• **DATA PROVIDED**
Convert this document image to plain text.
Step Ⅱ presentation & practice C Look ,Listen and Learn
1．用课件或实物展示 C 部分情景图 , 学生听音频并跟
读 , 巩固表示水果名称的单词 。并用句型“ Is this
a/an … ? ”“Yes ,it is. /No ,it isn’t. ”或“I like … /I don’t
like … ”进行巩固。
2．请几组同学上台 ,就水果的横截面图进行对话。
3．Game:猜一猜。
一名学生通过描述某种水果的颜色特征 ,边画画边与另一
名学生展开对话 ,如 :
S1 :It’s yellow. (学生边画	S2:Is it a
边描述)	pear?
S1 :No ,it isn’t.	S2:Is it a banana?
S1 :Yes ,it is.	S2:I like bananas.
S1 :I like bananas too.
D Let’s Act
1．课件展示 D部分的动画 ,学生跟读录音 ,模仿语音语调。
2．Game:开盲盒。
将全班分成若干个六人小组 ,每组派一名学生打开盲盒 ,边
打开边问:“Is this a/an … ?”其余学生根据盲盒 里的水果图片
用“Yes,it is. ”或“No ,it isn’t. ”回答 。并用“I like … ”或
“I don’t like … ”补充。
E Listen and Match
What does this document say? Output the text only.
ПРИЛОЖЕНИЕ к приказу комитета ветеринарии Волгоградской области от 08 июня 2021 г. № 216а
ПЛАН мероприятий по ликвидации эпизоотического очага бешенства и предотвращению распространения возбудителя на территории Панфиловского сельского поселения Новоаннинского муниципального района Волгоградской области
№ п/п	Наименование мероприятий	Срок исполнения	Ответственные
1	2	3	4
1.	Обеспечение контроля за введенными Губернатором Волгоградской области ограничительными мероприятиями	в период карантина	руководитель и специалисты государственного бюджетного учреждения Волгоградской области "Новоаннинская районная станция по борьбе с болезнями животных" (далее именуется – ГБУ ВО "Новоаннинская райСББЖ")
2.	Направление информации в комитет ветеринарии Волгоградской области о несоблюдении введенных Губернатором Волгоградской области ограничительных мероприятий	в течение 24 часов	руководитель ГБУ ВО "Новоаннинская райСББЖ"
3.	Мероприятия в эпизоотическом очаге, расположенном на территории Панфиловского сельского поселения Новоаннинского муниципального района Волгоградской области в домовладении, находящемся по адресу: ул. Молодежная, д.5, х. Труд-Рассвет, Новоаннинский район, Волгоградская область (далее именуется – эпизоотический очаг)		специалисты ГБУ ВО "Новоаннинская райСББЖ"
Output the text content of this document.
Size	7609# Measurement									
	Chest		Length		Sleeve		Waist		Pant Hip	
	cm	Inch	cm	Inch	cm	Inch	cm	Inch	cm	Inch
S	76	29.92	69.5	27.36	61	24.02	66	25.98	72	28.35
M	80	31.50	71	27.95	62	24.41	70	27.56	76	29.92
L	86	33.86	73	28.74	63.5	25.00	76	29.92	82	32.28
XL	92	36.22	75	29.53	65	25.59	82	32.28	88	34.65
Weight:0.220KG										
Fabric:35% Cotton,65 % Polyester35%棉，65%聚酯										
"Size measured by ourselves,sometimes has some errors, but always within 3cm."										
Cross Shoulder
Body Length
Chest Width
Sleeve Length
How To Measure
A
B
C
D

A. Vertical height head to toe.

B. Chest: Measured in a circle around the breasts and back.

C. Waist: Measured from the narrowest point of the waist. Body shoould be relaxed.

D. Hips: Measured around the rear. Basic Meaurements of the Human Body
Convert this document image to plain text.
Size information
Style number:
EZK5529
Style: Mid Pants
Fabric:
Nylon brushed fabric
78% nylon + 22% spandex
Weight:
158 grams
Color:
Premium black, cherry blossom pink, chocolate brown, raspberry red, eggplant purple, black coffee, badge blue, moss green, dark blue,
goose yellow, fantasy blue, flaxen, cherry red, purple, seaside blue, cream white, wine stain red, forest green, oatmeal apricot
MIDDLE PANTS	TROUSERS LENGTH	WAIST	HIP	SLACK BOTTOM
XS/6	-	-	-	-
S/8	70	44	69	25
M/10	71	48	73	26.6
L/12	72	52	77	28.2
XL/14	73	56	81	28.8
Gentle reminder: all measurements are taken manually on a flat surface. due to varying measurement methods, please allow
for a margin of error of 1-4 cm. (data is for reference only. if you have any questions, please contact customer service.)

• **BRIEF**
Take the entries above and transcribe them in full.

• **PROBLEM SOLUTION**
Convert this document image to plain text.
Step Ⅱ presentation & practice C Look ,Listen and Learn
1．用课件或实物展示 C 部分情景图 , 学生听音频并跟
读 , 巩固表示水果名称的单词 。并用句型“ Is this
a/an … ? ”“Yes ,it is. /No ,it isn’t. ”或“I like … /I don’t
like … ”进行巩固。
2．请几组同学上台 ,就水果的横截面图进行对话。
3．Game:猜一猜。
一名学生通过描述某种水果的颜色特征 ,边画画边与另一
名学生展开对话 ,如 :
S1 :It’s yellow. (学生边画	S2:Is it a
边描述)	pear?
S1 :No ,it isn’t.	S2:Is it a banana?
S1 :Yes ,it is.	S2:I like bananas.
S1 :I like bananas too.
D Let’s Act
1．课件展示 D部分的动画 ,学生跟读录音 ,模仿语音语调。
2．Game:开盲盒。
将全班分成若干个六人小组 ,每组派一名学生打开盲盒 ,边
打开边问:“Is this a/an … ?”其余学生根据盲盒 里的水果图片
用“Yes,it is. ”或“No ,it isn’t. ”回答 。并用“I like … ”或
“I don’t like … ”补充。
E Listen and Match
What does this document say? Output the text only.
ПРИЛОЖЕНИЕ к приказу комитета ветеринарии Волгоградской области от 08 июня 2021 г. № 216а
ПЛАН мероприятий по ликвидации эпизоотического очага бешенства и предотвращению распространения возбудителя на территории Панфиловского сельского поселения Новоаннинского муниципального района Волгоградской области
№ п/п	Наименование мероприятий	Срок исполнения	Ответственные
1	2	3	4
1.	Обеспечение контроля за введенными Губернатором Волгоградской области ограничительными мероприятиями	в период карантина	руководитель и специалисты государственного бюджетного учреждения Волгоградской области "Новоаннинская районная станция по борьбе с болезнями животных" (далее именуется – ГБУ ВО "Новоаннинская райСББЖ")
2.	Направление информации в комитет ветеринарии Волгоградской области о несоблюдении введенных Губернатором Волгоградской области ограничительных мероприятий	в течение 24 часов	руководитель ГБУ ВО "Новоаннинская райСББЖ"
3.	Мероприятия в эпизоотическом очаге, расположенном на территории Панфиловского сельского поселения Новоаннинского муниципального района Волгоградской области в домовладении, находящемся по адресу: ул. Молодежная, д.5, х. Труд-Рассвет, Новоаннинский район, Волгоградская область (далее именуется – эпизоотический очаг)		специалисты ГБУ ВО "Новоаннинская райСББЖ"
Output the text content of this document.
Size	7609# Measurement									
	Chest		Length		Sleeve		Waist		Pant Hip	
	cm	Inch	cm	Inch	cm	Inch	cm	Inch	cm	Inch
S	76	29.92	69.5	27.36	61	24.02	66	25.98	72	28.35
M	80	31.50	71	27.95	62	24.41	70	27.56	76	29.92
L	86	33.86	73	28.74	63.5	25.00	76	29.92	82	32.28
XL	92	36.22	75	29.53	65	25.59	82	32.28	88	34.65
Weight:0.220KG										
Fabric:35% Cotton,65 % Polyester35%棉，65%聚酯										
"Size measured by ourselves,sometimes has some errors, but always within 3cm."										
Cross Shoulder
Body Length
Chest Width
Sleeve Length
How To Measure
A
B
C
D

A. Vertical height head to toe.

B. Chest: Measured in a circle around the breasts and back.

C. Waist: Measured from the narrowest point of the waist. Body shoould be relaxed.

D. Hips: Measured around the rear. Basic Meaurements of the Human Body
Convert this document image to plain text.
Size information
Style number:
EZK5529
Style: Mid Pants
Fabric:
Nylon brushed fabric
78% nylon + 22% spandex
Weight:
158 grams
Color:
Premium black, cherry blossom pink, chocolate brown, raspberry red, eggplant purple, black coffee, badge blue, moss green, dark blue,
goose yellow, fantasy blue, flaxen, cherry red, purple, seaside blue, cream white, wine stain red, forest green, oatmeal apricot
MIDDLE PANTS	TROUSERS LENGTH	WAIST	HIP	SLACK BOTTOM
XS/6	-	-	-	-
S/8	70	44	69	25
M/10	71	48	73	26.6
L/12	72	52	77	28.2
XL/14	73	56	81	28.8
Gentle reminder: all measurements are taken manually on a flat surface. due to varying measurement methods, please allow
for a margin of error of 1-4 cm. (data is for reference only. if you have any questions, please contact customer service.)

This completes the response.